---------- SOURCE RECORDS ----------
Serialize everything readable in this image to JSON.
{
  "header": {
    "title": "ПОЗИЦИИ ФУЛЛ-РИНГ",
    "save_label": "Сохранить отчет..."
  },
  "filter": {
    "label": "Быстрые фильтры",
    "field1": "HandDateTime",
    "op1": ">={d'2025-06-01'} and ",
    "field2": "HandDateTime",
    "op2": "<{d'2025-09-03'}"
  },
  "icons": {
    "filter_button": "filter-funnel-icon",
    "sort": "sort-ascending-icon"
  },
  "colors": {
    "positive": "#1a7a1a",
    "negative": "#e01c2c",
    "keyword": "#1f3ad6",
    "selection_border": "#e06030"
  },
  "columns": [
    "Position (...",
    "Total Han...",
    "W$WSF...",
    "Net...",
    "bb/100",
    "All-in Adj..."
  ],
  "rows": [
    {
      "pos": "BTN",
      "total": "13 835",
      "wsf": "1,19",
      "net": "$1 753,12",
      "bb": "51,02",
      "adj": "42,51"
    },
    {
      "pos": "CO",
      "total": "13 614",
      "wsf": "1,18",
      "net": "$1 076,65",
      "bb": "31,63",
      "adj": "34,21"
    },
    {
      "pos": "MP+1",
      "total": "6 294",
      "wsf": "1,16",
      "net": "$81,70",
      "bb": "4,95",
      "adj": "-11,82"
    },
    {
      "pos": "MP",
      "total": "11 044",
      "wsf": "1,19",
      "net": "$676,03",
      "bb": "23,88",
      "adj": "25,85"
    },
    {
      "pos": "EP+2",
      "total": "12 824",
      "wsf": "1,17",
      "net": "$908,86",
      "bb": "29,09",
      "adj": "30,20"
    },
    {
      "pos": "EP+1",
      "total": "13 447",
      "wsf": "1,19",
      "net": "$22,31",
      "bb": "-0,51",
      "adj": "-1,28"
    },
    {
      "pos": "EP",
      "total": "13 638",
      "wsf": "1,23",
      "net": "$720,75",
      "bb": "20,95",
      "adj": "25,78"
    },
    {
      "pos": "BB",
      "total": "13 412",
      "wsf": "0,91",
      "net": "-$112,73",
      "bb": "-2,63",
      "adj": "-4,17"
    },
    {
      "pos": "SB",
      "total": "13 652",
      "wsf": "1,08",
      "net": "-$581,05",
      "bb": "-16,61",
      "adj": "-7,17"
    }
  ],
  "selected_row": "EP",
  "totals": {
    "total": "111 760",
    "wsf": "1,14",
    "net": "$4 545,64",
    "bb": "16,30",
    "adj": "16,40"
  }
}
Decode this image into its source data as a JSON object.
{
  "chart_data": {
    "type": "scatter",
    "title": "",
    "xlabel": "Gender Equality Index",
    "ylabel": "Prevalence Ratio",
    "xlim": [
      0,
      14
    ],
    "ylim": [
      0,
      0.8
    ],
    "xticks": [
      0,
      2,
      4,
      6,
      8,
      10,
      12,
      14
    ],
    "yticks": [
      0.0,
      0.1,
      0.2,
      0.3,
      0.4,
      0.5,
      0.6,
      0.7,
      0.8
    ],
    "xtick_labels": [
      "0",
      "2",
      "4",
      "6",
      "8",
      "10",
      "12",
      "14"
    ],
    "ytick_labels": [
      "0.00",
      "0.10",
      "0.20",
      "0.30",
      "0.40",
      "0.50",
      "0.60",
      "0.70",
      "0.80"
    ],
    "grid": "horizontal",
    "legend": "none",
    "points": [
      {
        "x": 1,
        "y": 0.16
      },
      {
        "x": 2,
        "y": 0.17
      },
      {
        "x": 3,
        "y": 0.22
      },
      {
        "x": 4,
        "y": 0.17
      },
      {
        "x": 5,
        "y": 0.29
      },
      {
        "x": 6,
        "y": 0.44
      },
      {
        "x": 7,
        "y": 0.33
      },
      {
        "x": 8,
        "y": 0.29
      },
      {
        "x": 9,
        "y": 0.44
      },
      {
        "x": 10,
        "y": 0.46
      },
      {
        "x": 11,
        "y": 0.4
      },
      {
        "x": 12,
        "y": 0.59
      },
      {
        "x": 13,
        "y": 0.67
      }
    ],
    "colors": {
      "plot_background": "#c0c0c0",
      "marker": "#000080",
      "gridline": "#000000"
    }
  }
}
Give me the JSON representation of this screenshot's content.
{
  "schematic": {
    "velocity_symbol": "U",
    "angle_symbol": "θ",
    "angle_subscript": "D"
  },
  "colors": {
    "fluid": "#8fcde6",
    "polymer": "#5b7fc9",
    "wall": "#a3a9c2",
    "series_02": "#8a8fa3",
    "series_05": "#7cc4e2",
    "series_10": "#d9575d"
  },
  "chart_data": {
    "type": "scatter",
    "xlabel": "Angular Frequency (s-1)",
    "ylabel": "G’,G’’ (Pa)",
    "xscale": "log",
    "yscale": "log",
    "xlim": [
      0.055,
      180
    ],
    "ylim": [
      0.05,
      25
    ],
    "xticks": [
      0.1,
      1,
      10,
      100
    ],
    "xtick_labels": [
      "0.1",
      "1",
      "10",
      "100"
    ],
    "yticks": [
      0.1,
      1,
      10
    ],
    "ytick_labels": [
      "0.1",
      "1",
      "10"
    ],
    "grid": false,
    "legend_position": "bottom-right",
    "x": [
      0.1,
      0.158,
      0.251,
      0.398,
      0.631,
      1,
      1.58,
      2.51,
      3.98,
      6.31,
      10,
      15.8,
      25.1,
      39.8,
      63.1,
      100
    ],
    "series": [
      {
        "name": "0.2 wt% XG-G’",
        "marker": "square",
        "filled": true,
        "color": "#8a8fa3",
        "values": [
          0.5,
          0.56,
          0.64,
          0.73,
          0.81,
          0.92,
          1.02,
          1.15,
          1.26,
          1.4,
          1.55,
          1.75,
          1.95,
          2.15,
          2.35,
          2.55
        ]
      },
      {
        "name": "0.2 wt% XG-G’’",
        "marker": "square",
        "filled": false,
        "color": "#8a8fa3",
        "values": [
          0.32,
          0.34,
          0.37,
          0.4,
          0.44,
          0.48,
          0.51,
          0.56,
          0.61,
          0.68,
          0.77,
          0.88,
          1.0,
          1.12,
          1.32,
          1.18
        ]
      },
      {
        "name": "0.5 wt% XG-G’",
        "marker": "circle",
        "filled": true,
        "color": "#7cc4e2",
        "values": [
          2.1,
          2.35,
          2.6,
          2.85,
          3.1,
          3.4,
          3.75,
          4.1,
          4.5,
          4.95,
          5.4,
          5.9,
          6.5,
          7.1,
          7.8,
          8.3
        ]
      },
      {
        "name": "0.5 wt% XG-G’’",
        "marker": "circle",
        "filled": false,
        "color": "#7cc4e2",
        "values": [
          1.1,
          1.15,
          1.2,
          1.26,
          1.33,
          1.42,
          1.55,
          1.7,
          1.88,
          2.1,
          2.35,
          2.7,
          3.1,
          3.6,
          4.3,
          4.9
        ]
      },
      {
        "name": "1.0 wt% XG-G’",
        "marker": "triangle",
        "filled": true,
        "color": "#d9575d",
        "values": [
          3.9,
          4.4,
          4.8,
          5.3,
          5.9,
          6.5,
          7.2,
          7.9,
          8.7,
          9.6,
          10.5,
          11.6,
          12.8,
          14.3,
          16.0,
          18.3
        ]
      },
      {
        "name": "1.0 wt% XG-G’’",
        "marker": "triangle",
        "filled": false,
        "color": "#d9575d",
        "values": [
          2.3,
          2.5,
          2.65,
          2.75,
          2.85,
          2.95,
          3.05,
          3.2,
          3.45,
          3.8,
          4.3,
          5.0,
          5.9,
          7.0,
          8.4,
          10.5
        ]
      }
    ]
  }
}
----------
▶ DESCRIPTION OF THE TASK: Copy every line of the entries above in which "xlabel" occurs.

▶ RESULT OF THIS EXERCISE:
    "xlabel": "Gender Equality Index",
    "xlabel": "Angular Frequency (s-1)",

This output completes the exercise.